(Stored dataset items)
----

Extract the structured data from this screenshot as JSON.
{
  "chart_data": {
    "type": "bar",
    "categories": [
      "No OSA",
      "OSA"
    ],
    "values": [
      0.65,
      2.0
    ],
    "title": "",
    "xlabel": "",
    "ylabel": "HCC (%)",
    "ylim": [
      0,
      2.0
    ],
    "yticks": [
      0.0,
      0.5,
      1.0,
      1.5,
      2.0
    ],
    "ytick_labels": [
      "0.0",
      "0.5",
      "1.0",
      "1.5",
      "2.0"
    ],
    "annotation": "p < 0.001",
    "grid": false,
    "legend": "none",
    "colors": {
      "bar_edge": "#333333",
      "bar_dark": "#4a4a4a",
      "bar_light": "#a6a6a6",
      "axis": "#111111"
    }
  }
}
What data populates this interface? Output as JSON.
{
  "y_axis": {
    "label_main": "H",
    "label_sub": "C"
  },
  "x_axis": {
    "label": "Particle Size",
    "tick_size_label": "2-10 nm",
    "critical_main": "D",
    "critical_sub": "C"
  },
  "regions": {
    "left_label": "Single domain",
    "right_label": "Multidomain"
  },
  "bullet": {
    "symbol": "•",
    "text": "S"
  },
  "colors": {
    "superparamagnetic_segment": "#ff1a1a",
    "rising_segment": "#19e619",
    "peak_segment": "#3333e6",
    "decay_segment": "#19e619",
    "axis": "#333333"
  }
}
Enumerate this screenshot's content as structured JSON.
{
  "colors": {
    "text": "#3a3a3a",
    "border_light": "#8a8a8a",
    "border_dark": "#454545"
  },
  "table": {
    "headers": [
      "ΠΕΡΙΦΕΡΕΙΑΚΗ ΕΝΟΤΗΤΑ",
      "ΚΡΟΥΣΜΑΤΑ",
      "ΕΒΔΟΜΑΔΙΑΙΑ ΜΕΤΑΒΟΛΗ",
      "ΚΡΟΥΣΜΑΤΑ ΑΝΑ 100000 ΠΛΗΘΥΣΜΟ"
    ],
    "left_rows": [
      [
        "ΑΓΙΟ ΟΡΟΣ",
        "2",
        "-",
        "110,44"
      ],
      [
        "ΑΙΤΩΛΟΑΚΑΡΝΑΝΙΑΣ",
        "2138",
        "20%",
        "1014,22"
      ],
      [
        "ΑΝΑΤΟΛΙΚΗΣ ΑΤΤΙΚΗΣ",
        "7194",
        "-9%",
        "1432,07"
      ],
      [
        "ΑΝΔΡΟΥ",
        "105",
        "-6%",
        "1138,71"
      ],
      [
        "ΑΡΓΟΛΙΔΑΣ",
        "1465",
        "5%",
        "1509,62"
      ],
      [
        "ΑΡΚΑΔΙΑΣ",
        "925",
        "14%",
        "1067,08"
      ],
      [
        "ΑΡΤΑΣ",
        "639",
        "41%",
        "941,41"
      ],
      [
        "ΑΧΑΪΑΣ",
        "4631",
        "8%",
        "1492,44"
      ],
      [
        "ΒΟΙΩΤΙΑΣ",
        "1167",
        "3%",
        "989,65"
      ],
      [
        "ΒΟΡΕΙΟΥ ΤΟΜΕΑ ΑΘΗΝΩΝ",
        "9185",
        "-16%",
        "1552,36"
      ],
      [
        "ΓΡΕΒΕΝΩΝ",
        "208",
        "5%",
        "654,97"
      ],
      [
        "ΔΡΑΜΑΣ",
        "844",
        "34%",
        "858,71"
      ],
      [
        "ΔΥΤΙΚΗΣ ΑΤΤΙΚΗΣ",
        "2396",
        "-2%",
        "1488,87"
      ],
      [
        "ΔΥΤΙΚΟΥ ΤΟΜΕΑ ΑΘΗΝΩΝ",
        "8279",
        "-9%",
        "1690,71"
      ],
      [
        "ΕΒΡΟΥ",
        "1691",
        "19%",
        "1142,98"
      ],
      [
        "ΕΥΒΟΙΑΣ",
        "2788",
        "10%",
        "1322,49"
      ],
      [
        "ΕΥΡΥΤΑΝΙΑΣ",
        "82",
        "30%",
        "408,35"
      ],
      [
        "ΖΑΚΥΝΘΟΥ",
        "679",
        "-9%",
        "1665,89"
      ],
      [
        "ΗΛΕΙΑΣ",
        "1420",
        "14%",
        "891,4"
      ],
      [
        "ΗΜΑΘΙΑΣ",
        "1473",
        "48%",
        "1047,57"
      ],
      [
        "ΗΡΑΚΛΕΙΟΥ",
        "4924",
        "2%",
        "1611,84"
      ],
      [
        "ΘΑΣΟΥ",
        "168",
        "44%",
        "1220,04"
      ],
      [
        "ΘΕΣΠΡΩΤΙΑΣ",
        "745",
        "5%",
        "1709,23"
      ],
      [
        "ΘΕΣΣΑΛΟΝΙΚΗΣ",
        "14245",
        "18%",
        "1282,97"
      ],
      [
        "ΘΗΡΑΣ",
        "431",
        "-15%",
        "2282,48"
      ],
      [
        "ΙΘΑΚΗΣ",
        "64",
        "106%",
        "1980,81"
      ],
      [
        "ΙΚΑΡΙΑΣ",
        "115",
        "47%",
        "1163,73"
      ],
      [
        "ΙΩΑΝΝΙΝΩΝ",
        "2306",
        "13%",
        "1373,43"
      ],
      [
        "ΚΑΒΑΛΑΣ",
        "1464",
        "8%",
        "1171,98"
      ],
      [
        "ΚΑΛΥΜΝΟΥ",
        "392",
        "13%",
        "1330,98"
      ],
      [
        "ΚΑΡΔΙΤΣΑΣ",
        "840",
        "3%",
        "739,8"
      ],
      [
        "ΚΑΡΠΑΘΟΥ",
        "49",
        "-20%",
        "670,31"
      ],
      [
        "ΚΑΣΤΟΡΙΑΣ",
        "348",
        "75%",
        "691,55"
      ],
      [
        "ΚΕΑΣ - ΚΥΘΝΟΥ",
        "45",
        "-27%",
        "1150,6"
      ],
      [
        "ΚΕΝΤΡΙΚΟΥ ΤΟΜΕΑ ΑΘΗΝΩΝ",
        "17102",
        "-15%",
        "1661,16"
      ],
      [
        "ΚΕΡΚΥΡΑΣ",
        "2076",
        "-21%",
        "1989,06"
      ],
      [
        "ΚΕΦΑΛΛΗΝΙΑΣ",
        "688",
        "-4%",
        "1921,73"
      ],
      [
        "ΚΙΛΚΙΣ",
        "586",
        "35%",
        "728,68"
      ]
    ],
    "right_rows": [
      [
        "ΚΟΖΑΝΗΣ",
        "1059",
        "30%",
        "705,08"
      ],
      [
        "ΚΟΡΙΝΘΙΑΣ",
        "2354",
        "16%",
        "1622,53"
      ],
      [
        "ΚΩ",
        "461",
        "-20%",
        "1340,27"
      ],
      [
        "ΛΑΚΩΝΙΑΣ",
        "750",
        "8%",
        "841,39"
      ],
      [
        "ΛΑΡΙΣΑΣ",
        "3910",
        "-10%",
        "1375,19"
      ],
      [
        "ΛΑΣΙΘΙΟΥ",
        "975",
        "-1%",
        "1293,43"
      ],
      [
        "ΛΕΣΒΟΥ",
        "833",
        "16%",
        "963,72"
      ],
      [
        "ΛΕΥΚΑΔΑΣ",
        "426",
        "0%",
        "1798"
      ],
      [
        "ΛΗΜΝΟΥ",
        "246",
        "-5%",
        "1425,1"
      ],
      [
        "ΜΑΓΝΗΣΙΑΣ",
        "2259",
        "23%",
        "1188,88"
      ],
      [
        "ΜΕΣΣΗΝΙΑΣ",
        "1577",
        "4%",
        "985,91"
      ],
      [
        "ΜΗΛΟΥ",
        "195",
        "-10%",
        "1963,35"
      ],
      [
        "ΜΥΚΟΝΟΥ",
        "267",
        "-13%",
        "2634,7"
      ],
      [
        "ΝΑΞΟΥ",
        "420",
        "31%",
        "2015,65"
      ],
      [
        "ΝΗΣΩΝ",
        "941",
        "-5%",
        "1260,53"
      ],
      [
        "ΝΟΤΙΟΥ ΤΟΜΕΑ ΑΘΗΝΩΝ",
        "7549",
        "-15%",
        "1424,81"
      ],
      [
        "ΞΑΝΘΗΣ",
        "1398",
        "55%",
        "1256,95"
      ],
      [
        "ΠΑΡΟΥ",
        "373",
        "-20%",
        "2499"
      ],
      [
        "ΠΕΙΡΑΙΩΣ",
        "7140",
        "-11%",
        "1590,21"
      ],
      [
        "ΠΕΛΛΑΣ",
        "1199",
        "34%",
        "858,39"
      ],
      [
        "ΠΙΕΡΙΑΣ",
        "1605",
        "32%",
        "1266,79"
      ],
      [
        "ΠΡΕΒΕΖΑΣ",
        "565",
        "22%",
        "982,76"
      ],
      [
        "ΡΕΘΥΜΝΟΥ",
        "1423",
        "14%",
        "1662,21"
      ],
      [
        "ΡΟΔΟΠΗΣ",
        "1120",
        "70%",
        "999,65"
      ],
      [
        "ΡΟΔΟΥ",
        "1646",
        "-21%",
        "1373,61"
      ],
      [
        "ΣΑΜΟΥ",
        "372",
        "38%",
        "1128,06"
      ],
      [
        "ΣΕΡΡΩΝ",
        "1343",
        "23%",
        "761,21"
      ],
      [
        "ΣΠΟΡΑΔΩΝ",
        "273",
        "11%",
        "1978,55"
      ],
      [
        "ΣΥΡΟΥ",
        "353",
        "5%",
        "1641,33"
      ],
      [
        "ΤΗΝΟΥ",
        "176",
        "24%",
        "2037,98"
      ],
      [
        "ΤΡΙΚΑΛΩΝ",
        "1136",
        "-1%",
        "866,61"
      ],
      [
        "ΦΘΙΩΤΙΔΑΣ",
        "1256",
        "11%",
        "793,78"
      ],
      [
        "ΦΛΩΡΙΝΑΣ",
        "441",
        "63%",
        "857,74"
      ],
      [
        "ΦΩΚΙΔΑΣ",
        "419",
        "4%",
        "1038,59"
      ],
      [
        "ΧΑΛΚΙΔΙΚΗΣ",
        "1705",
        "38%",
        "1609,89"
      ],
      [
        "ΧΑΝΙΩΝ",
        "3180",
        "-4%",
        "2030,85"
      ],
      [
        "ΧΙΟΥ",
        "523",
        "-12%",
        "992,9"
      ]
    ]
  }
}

----

=== PROMPT ===
Collect, from the material above, every line containing the word "ΤΟΜΕΑ".

=== RESULT OF THE TASK ===
        "ΒΟΡΕΙΟΥ ΤΟΜΕΑ ΑΘΗΝΩΝ",
        "ΔΥΤΙΚΟΥ ΤΟΜΕΑ ΑΘΗΝΩΝ",
        "ΚΕΝΤΡΙΚΟΥ ΤΟΜΕΑ ΑΘΗΝΩΝ",
        "ΝΟΤΙΟΥ ΤΟΜΕΑ ΑΘΗΝΩΝ",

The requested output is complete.